Records excerpted from a collection
####################
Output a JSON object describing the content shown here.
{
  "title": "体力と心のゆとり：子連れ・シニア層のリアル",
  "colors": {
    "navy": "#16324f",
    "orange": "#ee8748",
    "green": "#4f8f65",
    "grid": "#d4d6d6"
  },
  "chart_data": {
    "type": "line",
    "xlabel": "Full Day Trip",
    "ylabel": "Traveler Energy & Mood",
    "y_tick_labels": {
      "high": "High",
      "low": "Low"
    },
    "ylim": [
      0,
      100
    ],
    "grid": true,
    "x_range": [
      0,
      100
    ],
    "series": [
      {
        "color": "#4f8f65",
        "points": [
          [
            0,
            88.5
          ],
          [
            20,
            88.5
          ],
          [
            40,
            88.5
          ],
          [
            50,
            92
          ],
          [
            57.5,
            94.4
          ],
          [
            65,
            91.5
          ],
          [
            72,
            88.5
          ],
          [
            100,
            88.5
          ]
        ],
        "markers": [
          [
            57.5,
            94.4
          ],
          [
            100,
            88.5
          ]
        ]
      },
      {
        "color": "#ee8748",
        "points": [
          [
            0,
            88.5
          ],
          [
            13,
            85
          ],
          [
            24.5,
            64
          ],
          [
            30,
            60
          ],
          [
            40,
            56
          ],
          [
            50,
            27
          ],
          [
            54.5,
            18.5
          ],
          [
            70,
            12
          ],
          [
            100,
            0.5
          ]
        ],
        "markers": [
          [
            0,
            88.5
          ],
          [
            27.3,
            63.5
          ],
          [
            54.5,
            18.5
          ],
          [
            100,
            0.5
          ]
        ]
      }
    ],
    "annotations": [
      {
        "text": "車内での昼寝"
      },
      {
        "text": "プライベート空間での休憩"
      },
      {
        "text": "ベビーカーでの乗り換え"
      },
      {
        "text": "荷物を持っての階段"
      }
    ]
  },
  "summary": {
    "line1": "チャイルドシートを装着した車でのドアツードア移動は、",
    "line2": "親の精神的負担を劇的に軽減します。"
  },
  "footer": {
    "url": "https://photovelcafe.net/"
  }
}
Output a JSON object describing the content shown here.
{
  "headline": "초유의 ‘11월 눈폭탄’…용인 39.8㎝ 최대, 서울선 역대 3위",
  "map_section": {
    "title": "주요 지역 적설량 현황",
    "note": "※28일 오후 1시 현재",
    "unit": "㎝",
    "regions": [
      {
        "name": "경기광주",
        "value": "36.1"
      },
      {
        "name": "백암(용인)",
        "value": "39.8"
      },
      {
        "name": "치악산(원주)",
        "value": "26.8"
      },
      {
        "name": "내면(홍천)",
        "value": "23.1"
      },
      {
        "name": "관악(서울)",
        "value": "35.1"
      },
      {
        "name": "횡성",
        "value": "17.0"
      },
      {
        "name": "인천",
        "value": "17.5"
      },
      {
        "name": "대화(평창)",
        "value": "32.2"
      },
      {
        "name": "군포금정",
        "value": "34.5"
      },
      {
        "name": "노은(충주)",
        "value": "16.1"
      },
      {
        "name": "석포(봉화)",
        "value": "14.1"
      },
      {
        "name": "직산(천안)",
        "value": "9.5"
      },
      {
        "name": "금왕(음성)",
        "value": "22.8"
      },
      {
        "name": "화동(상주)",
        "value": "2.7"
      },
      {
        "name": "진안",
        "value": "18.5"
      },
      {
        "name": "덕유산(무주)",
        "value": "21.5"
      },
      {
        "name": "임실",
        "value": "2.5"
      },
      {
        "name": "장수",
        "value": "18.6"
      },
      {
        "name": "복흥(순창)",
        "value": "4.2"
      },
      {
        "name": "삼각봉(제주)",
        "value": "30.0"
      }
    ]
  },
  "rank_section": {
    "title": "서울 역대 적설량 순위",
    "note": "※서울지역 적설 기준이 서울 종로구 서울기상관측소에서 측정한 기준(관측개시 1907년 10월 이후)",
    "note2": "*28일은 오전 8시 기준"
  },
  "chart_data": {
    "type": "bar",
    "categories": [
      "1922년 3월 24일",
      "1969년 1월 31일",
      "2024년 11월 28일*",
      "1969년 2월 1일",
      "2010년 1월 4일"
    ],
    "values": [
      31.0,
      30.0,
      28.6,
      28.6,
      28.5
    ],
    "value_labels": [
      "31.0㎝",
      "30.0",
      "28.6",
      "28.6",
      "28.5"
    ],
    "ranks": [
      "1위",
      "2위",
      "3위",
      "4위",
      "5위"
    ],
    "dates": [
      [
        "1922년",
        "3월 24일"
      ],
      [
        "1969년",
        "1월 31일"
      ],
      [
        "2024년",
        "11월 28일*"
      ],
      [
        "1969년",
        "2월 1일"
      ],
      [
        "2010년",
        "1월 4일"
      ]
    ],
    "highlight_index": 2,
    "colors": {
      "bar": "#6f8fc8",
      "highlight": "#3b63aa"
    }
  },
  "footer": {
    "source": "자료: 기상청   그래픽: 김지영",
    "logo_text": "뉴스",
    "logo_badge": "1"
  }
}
####################
▶ **What this task involves**: Transcribe every entry exactly.

▶ **Answer to this problem**:
Output a JSON object describing the content shown here.
{
  "title": "体力と心のゆとり：子連れ・シニア層のリアル",
  "colors": {
    "navy": "#16324f",
    "orange": "#ee8748",
    "green": "#4f8f65",
    "grid": "#d4d6d6"
  },
  "chart_data": {
    "type": "line",
    "xlabel": "Full Day Trip",
    "ylabel": "Traveler Energy & Mood",
    "y_tick_labels": {
      "high": "High",
      "low": "Low"
    },
    "ylim": [
      0,
      100
    ],
    "grid": true,
    "x_range": [
      0,
      100
    ],
    "series": [
      {
        "color": "#4f8f65",
        "points": [
          [
            0,
            88.5
          ],
          [
            20,
            88.5
          ],
          [
            40,
            88.5
          ],
          [
            50,
            92
          ],
          [
            57.5,
            94.4
          ],
          [
            65,
            91.5
          ],
          [
            72,
            88.5
          ],
          [
            100,
            88.5
          ]
        ],
        "markers": [
          [
            57.5,
            94.4
          ],
          [
            100,
            88.5
          ]
        ]
      },
      {
        "color": "#ee8748",
        "points": [
          [
            0,
            88.5
          ],
          [
            13,
            85
          ],
          [
            24.5,
            64
          ],
          [
            30,
            60
          ],
          [
            40,
            56
          ],
          [
            50,
            27
          ],
          [
            54.5,
            18.5
          ],
          [
            70,
            12
          ],
          [
            100,
            0.5
          ]
        ],
        "markers": [
          [
            0,
            88.5
          ],
          [
            27.3,
            63.5
          ],
          [
            54.5,
            18.5
          ],
          [
            100,
            0.5
          ]
        ]
      }
    ],
    "annotations": [
      {
        "text": "車内での昼寝"
      },
      {
        "text": "プライベート空間での休憩"
      },
      {
        "text": "ベビーカーでの乗り換え"
      },
      {
        "text": "荷物を持っての階段"
      }
    ]
  },
  "summary": {
    "line1": "チャイルドシートを装着した車でのドアツードア移動は、",
    "line2": "親の精神的負担を劇的に軽減します。"
  },
  "footer": {
    "url": "https://photovelcafe.net/"
  }
}
Output a JSON object describing the content shown here.
{
  "headline": "초유의 ‘11월 눈폭탄’…용인 39.8㎝ 최대, 서울선 역대 3위",
  "map_section": {
    "title": "주요 지역 적설량 현황",
    "note": "※28일 오후 1시 현재",
    "unit": "㎝",
    "regions": [
      {
        "name": "경기광주",
        "value": "36.1"
      },
      {
        "name": "백암(용인)",
        "value": "39.8"
      },
      {
        "name": "치악산(원주)",
        "value": "26.8"
      },
      {
        "name": "내면(홍천)",
        "value": "23.1"
      },
      {
        "name": "관악(서울)",
        "value": "35.1"
      },
      {
        "name": "횡성",
        "value": "17.0"
      },
      {
        "name": "인천",
        "value": "17.5"
      },
      {
        "name": "대화(평창)",
        "value": "32.2"
      },
      {
        "name": "군포금정",
        "value": "34.5"
      },
      {
        "name": "노은(충주)",
        "value": "16.1"
      },
      {
        "name": "석포(봉화)",
        "value": "14.1"
      },
      {
        "name": "직산(천안)",
        "value": "9.5"
      },
      {
        "name": "금왕(음성)",
        "value": "22.8"
      },
      {
        "name": "화동(상주)",
        "value": "2.7"
      },
      {
        "name": "진안",
        "value": "18.5"
      },
      {
        "name": "덕유산(무주)",
        "value": "21.5"
      },
      {
        "name": "임실",
        "value": "2.5"
      },
      {
        "name": "장수",
        "value": "18.6"
      },
      {
        "name": "복흥(순창)",
        "value": "4.2"
      },
      {
        "name": "삼각봉(제주)",
        "value": "30.0"
      }
    ]
  },
  "rank_section": {
    "title": "서울 역대 적설량 순위",
    "note": "※서울지역 적설 기준이 서울 종로구 서울기상관측소에서 측정한 기준(관측개시 1907년 10월 이후)",
    "note2": "*28일은 오전 8시 기준"
  },
  "chart_data": {
    "type": "bar",
    "categories": [
      "1922년 3월 24일",
      "1969년 1월 31일",
      "2024년 11월 28일*",
      "1969년 2월 1일",
      "2010년 1월 4일"
    ],
    "values": [
      31.0,
      30.0,
      28.6,
      28.6,
      28.5
    ],
    "value_labels": [
      "31.0㎝",
      "30.0",
      "28.6",
      "28.6",
      "28.5"
    ],
    "ranks": [
      "1위",
      "2위",
      "3위",
      "4위",
      "5위"
    ],
    "dates": [
      [
        "1922년",
        "3월 24일"
      ],
      [
        "1969년",
        "1월 31일"
      ],
      [
        "2024년",
        "11월 28일*"
      ],
      [
        "1969년",
        "2월 1일"
      ],
      [
        "2010년",
        "1월 4일"
      ]
    ],
    "highlight_index": 2,
    "colors": {
      "bar": "#6f8fc8",
      "highlight": "#3b63aa"
    }
  },
  "footer": {
    "source": "자료: 기상청   그래픽: 김지영",
    "logo_text": "뉴스",
    "logo_badge": "1"
  }
}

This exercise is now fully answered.